> **Written instruction**: Make an exact copy of all the entries, but do not reproduce the pictures.

> **Data to process**:
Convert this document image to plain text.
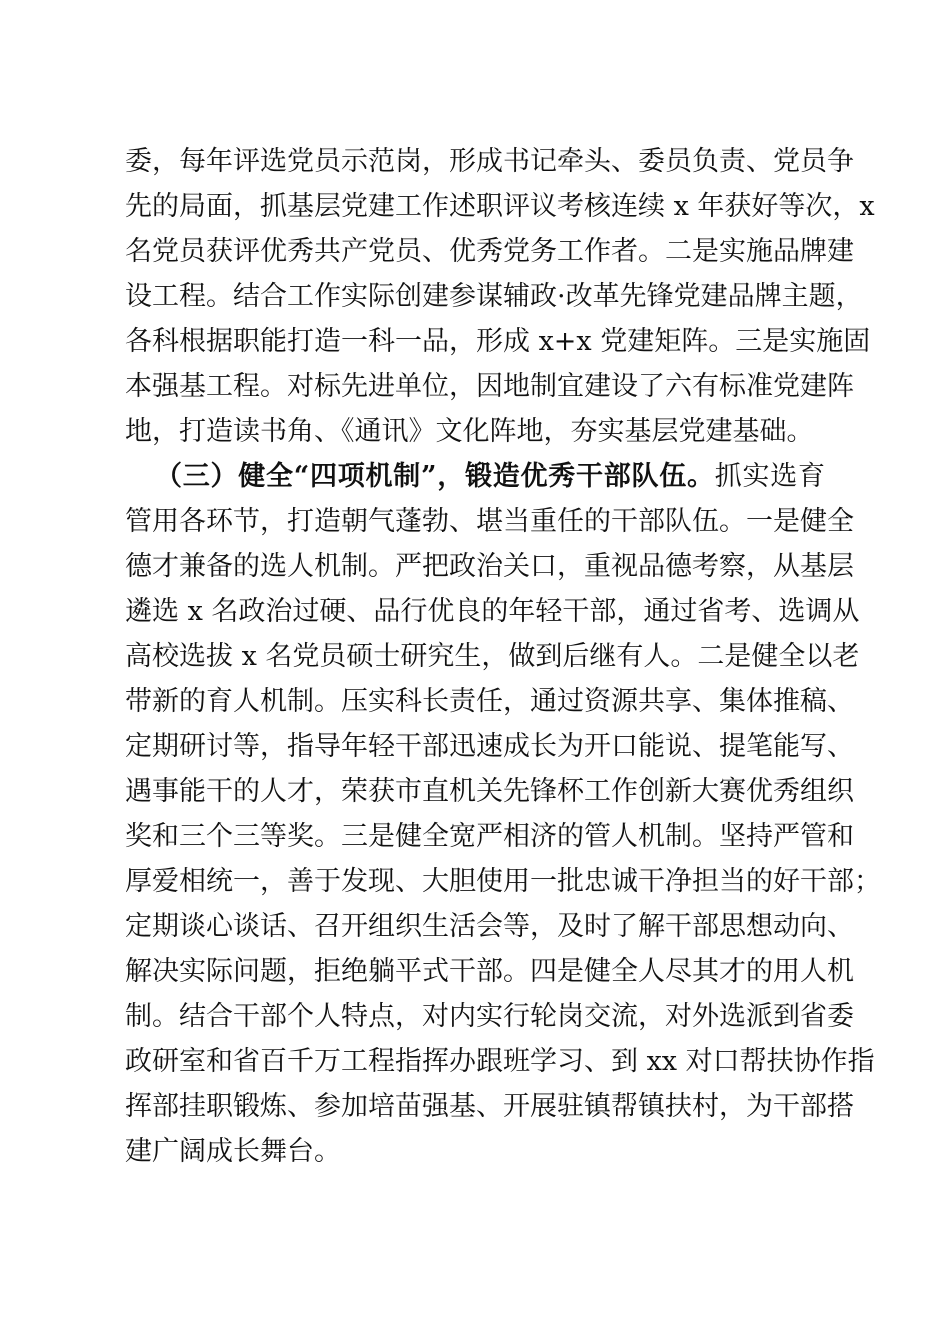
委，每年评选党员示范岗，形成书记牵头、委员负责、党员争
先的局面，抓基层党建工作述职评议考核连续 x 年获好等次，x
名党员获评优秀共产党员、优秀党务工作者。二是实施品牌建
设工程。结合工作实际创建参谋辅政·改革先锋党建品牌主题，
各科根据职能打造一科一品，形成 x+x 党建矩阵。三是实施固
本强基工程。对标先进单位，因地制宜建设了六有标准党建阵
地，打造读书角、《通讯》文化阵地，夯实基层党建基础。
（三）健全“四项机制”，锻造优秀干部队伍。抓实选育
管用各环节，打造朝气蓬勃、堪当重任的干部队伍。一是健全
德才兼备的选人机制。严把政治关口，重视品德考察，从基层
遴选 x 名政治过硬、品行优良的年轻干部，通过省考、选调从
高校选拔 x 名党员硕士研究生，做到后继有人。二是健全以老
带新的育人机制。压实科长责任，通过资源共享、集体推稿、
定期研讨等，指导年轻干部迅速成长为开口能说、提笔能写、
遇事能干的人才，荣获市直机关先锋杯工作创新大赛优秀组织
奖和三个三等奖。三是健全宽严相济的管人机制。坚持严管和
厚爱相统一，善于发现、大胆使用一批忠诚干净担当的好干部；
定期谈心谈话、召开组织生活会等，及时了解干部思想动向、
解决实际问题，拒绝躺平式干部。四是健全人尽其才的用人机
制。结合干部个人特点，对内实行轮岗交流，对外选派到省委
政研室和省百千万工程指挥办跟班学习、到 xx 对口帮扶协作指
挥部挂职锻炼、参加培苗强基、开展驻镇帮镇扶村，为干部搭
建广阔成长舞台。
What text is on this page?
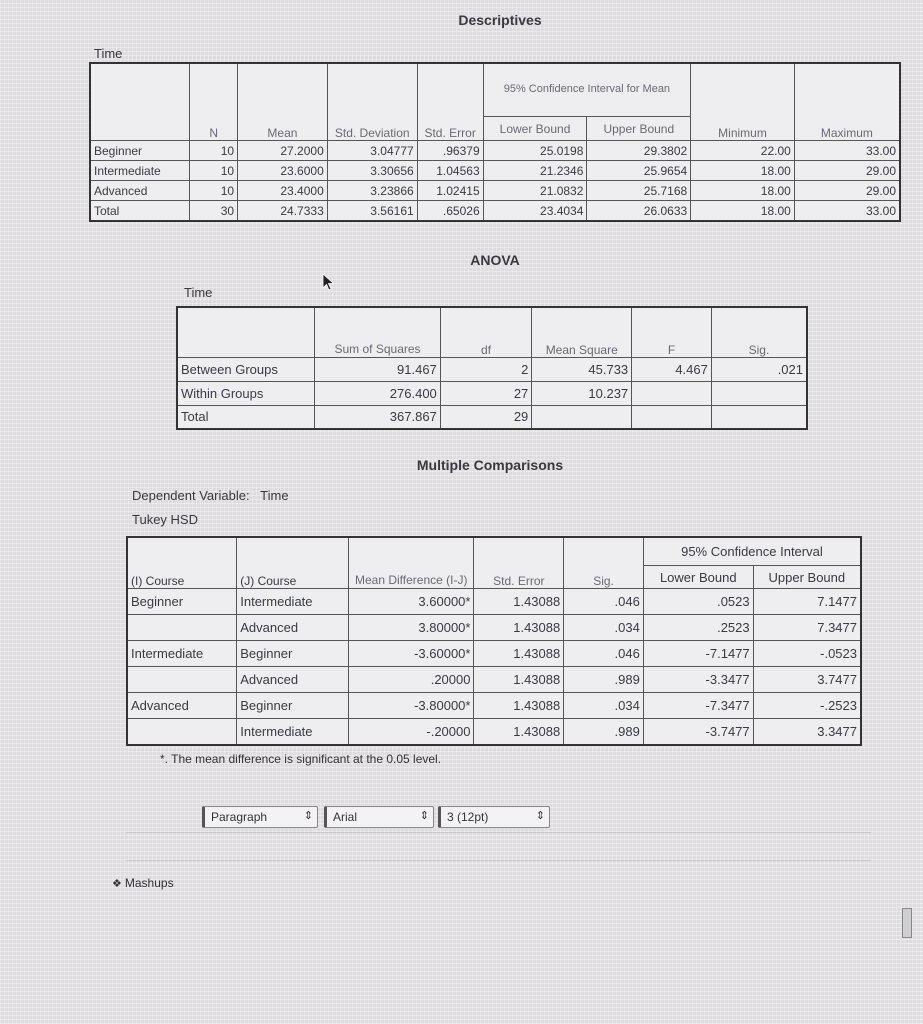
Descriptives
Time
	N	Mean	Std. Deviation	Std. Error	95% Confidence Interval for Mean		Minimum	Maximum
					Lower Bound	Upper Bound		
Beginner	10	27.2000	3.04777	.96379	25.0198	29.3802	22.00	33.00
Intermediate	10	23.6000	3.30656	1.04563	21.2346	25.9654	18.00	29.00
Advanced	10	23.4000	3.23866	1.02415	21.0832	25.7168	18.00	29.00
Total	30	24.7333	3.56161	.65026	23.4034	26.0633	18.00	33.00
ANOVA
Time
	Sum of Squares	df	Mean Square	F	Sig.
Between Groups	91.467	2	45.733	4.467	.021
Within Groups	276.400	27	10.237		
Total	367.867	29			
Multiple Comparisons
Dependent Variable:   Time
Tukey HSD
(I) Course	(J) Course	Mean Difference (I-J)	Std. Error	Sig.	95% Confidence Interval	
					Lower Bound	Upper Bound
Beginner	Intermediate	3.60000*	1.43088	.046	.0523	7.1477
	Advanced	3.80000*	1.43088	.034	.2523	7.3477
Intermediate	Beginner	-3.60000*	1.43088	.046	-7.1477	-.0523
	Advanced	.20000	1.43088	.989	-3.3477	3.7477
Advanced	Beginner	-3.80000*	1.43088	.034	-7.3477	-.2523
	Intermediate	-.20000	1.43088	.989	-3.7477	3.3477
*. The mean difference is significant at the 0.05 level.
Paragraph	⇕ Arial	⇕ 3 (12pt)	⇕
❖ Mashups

> **Worked solution**:
Convert this document image to plain text.
委，每年评选党员示范岗，形成书记牵头、委员负责、党员争
先的局面，抓基层党建工作述职评议考核连续 x 年获好等次，x
名党员获评优秀共产党员、优秀党务工作者。二是实施品牌建
设工程。结合工作实际创建参谋辅政·改革先锋党建品牌主题，
各科根据职能打造一科一品，形成 x+x 党建矩阵。三是实施固
本强基工程。对标先进单位，因地制宜建设了六有标准党建阵
地，打造读书角、《通讯》文化阵地，夯实基层党建基础。
（三）健全“四项机制”，锻造优秀干部队伍。抓实选育
管用各环节，打造朝气蓬勃、堪当重任的干部队伍。一是健全
德才兼备的选人机制。严把政治关口，重视品德考察，从基层
遴选 x 名政治过硬、品行优良的年轻干部，通过省考、选调从
高校选拔 x 名党员硕士研究生，做到后继有人。二是健全以老
带新的育人机制。压实科长责任，通过资源共享、集体推稿、
定期研讨等，指导年轻干部迅速成长为开口能说、提笔能写、
遇事能干的人才，荣获市直机关先锋杯工作创新大赛优秀组织
奖和三个三等奖。三是健全宽严相济的管人机制。坚持严管和
厚爱相统一，善于发现、大胆使用一批忠诚干净担当的好干部；
定期谈心谈话、召开组织生活会等，及时了解干部思想动向、
解决实际问题，拒绝躺平式干部。四是健全人尽其才的用人机
制。结合干部个人特点，对内实行轮岗交流，对外选派到省委
政研室和省百千万工程指挥办跟班学习、到 xx 对口帮扶协作指
挥部挂职锻炼、参加培苗强基、开展驻镇帮镇扶村，为干部搭
建广阔成长舞台。
What text is on this page?
Descriptives
Time
	N	Mean	Std. Deviation	Std. Error	95% Confidence Interval for Mean		Minimum	Maximum
					Lower Bound	Upper Bound		
Beginner	10	27.2000	3.04777	.96379	25.0198	29.3802	22.00	33.00
Intermediate	10	23.6000	3.30656	1.04563	21.2346	25.9654	18.00	29.00
Advanced	10	23.4000	3.23866	1.02415	21.0832	25.7168	18.00	29.00
Total	30	24.7333	3.56161	.65026	23.4034	26.0633	18.00	33.00
ANOVA
Time
	Sum of Squares	df	Mean Square	F	Sig.
Between Groups	91.467	2	45.733	4.467	.021
Within Groups	276.400	27	10.237		
Total	367.867	29			
Multiple Comparisons
Dependent Variable:   Time
Tukey HSD
(I) Course	(J) Course	Mean Difference (I-J)	Std. Error	Sig.	95% Confidence Interval	
					Lower Bound	Upper Bound
Beginner	Intermediate	3.60000*	1.43088	.046	.0523	7.1477
	Advanced	3.80000*	1.43088	.034	.2523	7.3477
Intermediate	Beginner	-3.60000*	1.43088	.046	-7.1477	-.0523
	Advanced	.20000	1.43088	.989	-3.3477	3.7477
Advanced	Beginner	-3.80000*	1.43088	.034	-7.3477	-.2523
	Intermediate	-.20000	1.43088	.989	-3.7477	3.3477
*. The mean difference is significant at the 0.05 level.
Paragraph	⇕ Arial	⇕ 3 (12pt)	⇕
❖ Mashups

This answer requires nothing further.